**Task statement**: Go through the entries below and collect each line with the string "JSON" in it.

**Records from a dataset**:
########################################
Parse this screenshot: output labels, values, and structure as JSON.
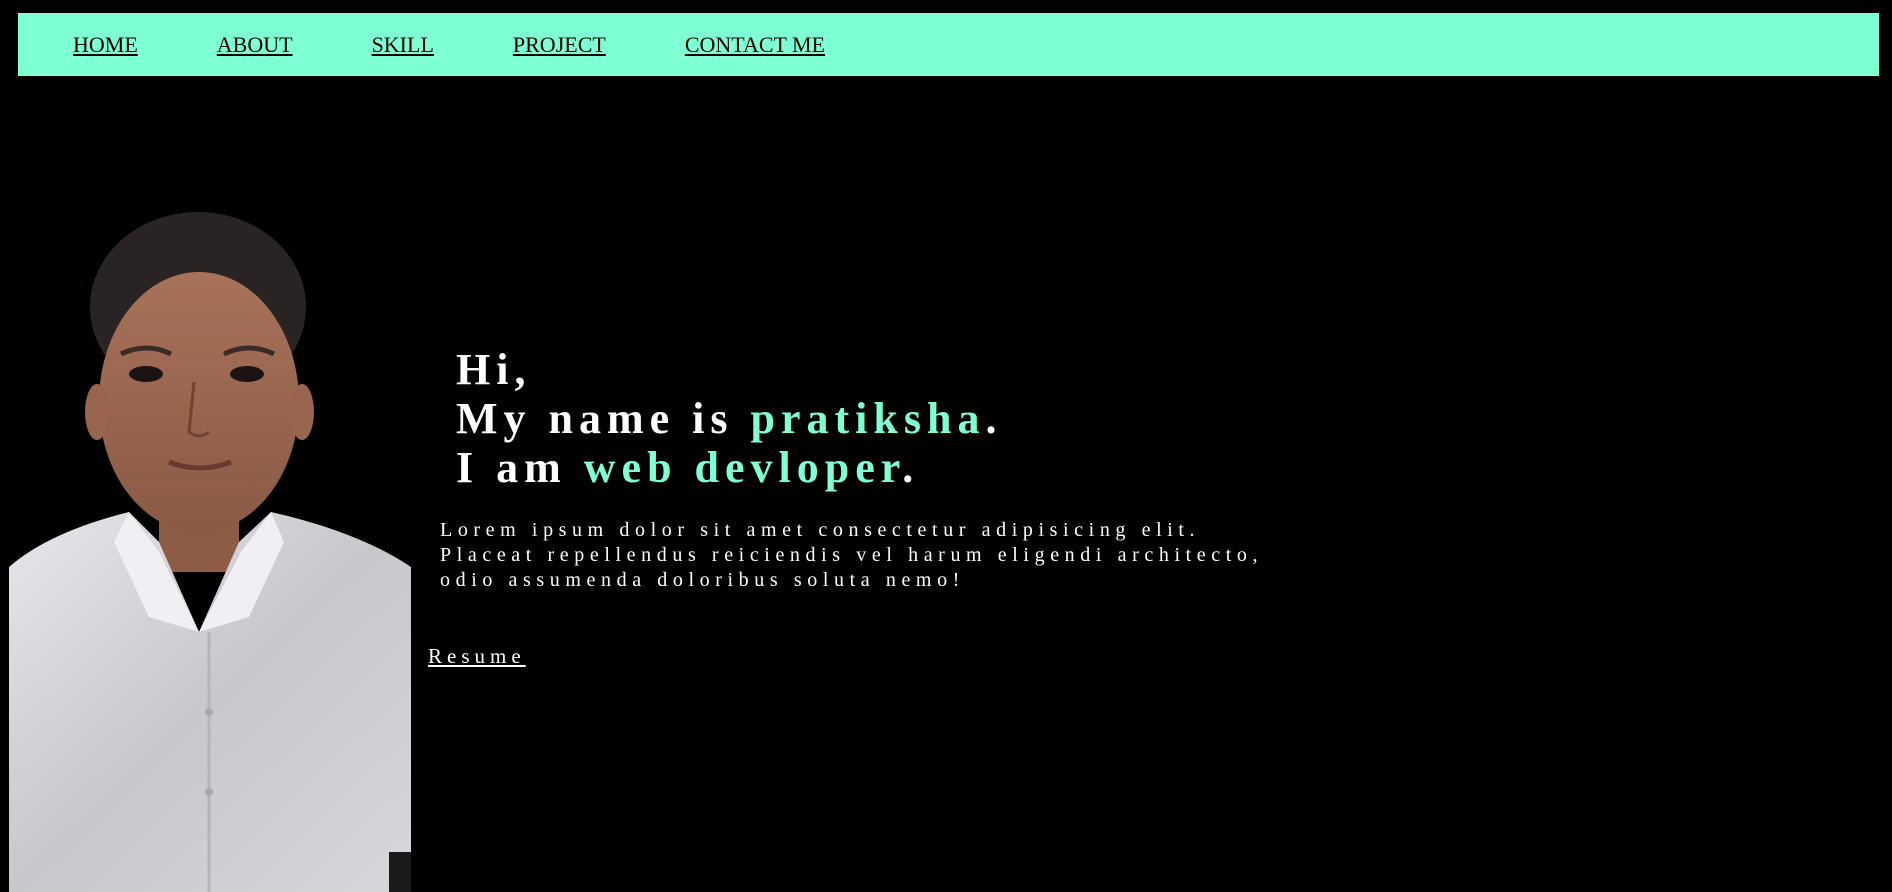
{
  "nav": {
    "items": [
      {
        "label": "HOME"
      },
      {
        "label": "ABOUT"
      },
      {
        "label": "SKILL"
      },
      {
        "label": "PROJECT"
      },
      {
        "label": "CONTACT ME"
      }
    ],
    "background": "#7fffd4"
  },
  "hero": {
    "greeting": "Hi,",
    "name_prefix": "My name is ",
    "name": "pratiksha",
    "name_suffix": ".",
    "role_prefix": "I am ",
    "role": "web devloper",
    "role_suffix": "."
  },
  "description": {
    "line1": "Lorem ipsum dolor sit amet consectetur adipisicing elit.",
    "line2": "Placeat repellendus reiciendis vel harum eligendi architecto,",
    "line3": "odio assumenda doloribus soluta nemo!"
  },
  "resume_link": "Resume",
  "colors": {
    "accent": "#7fffd4",
    "background": "#000000",
    "text": "#ffffff"
  }
}
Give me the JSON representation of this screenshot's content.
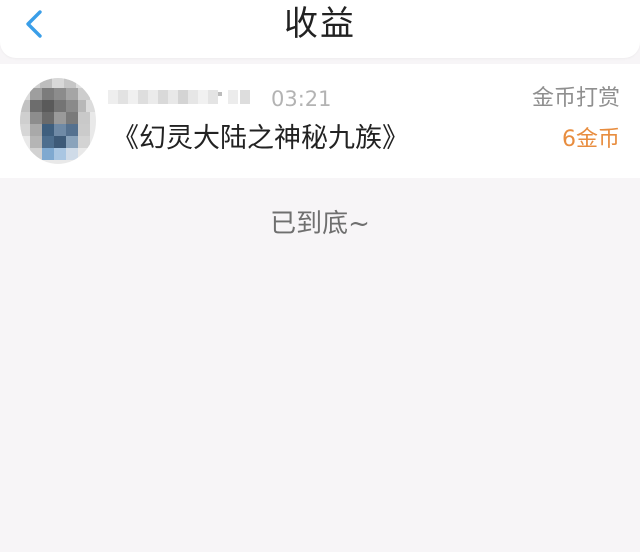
{
  "header": {
    "title": "收益",
    "back_icon": "chevron-left-icon",
    "accent_color": "#3a9ee8"
  },
  "earnings": [
    {
      "time": "03:21",
      "book_title": "《幻灵大陆之神秘九族》",
      "reward_type": "金币打赏",
      "reward_amount": "6金币",
      "amount_color": "#e88d3f"
    }
  ],
  "footer": {
    "end_text": "已到底~"
  }
}
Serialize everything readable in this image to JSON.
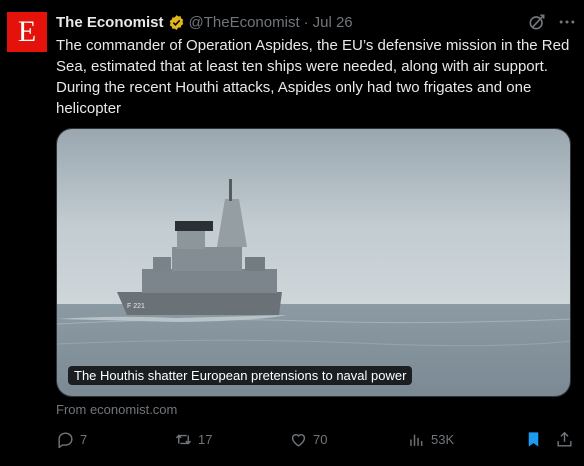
{
  "author": {
    "avatar_letter": "E",
    "name": "The Economist",
    "handle": "@TheEconomist",
    "separator": "·",
    "date": "Jul 26"
  },
  "tweet_text": "The commander of Operation Aspides, the EU’s defensive mission in the Red Sea, estimated that at least ten ships were needed, along with air support. During the recent Houthi attacks, Aspides only had two frigates and one helicopter",
  "card": {
    "caption": "The Houthis shatter European pretensions to naval power",
    "hull_number": "F 221",
    "source": "From economist.com"
  },
  "actions": {
    "replies": "7",
    "reposts": "17",
    "likes": "70",
    "views": "53K"
  },
  "colors": {
    "background": "#000000",
    "brand_red": "#e3120b",
    "text_primary": "#e7e9ea",
    "text_secondary": "#71767b",
    "verified_gold": "#e2b719",
    "bookmark_active": "#1d9bf0"
  },
  "icons": [
    "verified-gold-badge-icon",
    "grok-icon",
    "more-icon",
    "reply-icon",
    "repost-icon",
    "like-icon",
    "views-icon",
    "bookmark-icon",
    "share-icon"
  ]
}
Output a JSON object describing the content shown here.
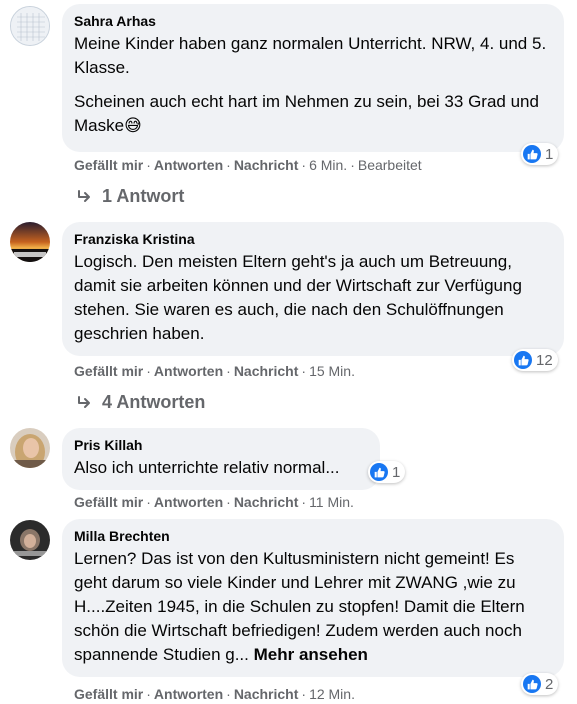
########################################
**In response**:
Parse this screenshot: output labels, values, and structure as JSON.
Give me the JSON representation of this screenshot's content.
Serialize everything readable in this image to JSON.
Output a JSON object describing the content shown here.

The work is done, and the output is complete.